> **SHORT PROBLEM**
What is the number of lines containing the word "title"? Please answer with that number and nothing more.

-- START --

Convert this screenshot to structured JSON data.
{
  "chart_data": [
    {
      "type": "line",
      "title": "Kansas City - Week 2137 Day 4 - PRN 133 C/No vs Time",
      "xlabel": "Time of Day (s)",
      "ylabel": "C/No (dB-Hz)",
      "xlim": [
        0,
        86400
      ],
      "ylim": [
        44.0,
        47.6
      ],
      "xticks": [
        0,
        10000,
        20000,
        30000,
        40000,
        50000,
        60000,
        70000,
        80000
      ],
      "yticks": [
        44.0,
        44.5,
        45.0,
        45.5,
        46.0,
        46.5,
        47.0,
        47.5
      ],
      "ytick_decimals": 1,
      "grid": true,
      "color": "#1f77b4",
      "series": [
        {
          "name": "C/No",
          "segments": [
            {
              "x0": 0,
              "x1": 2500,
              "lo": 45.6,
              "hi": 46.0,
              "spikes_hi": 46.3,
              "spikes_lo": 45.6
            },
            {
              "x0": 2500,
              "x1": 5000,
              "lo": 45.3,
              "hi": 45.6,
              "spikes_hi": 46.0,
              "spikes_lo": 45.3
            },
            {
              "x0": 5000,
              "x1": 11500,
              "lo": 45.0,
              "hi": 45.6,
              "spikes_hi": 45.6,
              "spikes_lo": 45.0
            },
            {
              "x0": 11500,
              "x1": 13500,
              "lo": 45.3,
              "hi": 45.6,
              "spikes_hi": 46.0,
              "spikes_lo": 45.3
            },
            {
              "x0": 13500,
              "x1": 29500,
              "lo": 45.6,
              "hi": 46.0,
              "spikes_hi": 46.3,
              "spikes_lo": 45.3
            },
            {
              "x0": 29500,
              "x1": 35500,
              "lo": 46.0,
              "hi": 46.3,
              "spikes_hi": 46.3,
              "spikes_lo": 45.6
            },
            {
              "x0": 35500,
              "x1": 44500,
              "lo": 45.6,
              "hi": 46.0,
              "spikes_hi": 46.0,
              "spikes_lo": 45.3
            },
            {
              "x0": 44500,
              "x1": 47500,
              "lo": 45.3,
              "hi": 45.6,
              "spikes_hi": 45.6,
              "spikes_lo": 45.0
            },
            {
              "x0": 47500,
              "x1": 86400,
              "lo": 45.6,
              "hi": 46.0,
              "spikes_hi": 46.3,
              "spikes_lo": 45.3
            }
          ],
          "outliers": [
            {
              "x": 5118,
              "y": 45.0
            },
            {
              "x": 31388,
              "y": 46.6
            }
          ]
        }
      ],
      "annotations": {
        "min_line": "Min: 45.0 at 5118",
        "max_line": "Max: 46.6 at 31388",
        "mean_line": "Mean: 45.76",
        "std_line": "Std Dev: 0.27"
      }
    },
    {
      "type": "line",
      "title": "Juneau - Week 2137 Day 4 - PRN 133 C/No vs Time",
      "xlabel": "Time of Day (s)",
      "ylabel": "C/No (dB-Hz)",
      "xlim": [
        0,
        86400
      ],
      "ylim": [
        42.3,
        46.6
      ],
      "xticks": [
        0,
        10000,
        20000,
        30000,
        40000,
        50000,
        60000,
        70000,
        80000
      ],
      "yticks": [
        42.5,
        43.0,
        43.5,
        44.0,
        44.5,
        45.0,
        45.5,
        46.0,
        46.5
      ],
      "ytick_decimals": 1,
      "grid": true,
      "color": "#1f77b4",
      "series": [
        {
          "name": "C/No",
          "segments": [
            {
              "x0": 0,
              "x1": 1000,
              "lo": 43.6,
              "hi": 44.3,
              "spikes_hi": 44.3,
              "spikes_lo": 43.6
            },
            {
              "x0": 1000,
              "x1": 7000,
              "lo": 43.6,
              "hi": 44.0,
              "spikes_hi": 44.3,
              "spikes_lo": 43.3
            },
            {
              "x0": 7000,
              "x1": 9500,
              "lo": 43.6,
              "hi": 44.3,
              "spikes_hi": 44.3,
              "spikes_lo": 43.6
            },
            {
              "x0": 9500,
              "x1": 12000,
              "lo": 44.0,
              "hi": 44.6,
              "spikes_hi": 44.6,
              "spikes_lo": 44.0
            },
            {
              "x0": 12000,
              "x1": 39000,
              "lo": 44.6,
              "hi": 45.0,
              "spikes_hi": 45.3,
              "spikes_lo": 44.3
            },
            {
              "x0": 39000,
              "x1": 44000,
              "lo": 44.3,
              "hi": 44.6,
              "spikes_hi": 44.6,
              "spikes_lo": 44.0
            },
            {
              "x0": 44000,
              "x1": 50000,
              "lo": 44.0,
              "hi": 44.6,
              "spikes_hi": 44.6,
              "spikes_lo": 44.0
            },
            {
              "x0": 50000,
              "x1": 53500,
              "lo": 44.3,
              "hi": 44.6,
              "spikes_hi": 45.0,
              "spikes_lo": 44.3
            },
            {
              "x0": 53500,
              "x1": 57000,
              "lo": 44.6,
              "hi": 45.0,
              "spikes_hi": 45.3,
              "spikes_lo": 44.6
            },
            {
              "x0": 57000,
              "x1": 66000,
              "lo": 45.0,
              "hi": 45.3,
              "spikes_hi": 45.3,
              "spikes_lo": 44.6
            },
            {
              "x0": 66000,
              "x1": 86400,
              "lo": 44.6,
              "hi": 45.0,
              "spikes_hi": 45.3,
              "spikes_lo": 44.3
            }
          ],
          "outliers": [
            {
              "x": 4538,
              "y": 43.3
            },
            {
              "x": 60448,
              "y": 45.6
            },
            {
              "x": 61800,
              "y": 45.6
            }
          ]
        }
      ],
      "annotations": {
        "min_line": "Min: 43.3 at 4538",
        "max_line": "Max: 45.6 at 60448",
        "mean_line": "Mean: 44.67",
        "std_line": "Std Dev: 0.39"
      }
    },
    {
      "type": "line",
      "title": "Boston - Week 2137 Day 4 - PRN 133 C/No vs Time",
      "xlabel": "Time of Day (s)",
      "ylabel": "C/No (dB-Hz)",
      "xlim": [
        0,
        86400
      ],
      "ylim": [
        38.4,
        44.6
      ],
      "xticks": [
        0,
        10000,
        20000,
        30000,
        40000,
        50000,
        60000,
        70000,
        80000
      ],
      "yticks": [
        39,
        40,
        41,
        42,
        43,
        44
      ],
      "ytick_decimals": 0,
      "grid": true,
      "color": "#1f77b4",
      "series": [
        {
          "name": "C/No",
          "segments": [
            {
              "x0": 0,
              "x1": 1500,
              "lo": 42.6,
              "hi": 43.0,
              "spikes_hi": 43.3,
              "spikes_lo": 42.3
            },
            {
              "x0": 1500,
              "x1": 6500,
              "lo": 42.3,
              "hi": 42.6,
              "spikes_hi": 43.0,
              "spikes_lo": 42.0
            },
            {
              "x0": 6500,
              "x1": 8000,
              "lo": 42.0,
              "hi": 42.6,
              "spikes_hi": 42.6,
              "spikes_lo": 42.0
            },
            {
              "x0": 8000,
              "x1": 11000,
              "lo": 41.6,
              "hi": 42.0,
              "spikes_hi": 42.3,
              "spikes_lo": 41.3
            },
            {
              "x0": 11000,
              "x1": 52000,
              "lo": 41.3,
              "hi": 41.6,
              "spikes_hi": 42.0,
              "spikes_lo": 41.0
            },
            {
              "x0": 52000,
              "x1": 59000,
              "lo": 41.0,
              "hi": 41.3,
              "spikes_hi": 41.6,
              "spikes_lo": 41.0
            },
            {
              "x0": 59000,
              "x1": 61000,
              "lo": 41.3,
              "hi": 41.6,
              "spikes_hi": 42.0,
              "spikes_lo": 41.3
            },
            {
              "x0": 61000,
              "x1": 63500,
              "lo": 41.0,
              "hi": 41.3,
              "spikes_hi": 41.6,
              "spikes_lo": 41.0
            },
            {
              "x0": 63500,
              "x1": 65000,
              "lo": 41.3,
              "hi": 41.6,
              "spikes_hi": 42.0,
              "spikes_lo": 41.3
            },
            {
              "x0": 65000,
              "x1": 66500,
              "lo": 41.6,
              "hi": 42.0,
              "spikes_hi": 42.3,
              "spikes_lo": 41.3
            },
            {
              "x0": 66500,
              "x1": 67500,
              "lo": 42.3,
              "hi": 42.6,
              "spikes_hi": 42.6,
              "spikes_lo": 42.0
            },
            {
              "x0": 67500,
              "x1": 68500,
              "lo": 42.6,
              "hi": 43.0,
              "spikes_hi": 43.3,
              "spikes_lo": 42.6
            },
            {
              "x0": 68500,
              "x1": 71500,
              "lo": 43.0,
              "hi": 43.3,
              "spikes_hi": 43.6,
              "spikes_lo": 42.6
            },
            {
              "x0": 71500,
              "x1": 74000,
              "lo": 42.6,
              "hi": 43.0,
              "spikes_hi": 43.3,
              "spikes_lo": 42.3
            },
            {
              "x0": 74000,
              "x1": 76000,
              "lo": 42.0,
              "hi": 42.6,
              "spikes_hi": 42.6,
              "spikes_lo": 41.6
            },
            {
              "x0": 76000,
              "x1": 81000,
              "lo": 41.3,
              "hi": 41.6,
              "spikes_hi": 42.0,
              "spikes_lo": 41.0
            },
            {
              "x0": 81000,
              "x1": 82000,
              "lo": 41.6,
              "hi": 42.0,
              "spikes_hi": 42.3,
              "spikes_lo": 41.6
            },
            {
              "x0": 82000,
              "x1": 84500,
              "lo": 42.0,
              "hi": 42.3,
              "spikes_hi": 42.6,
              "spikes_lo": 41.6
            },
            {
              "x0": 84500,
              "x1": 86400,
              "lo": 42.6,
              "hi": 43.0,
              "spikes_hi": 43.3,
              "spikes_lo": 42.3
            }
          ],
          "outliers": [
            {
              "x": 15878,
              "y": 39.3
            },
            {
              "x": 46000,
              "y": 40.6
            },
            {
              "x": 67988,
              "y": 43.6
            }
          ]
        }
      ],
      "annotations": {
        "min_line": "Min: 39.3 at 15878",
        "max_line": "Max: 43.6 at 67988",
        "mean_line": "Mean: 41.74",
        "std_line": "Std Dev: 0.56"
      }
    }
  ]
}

-- END --

> **RESULT OF THIS TASK**
3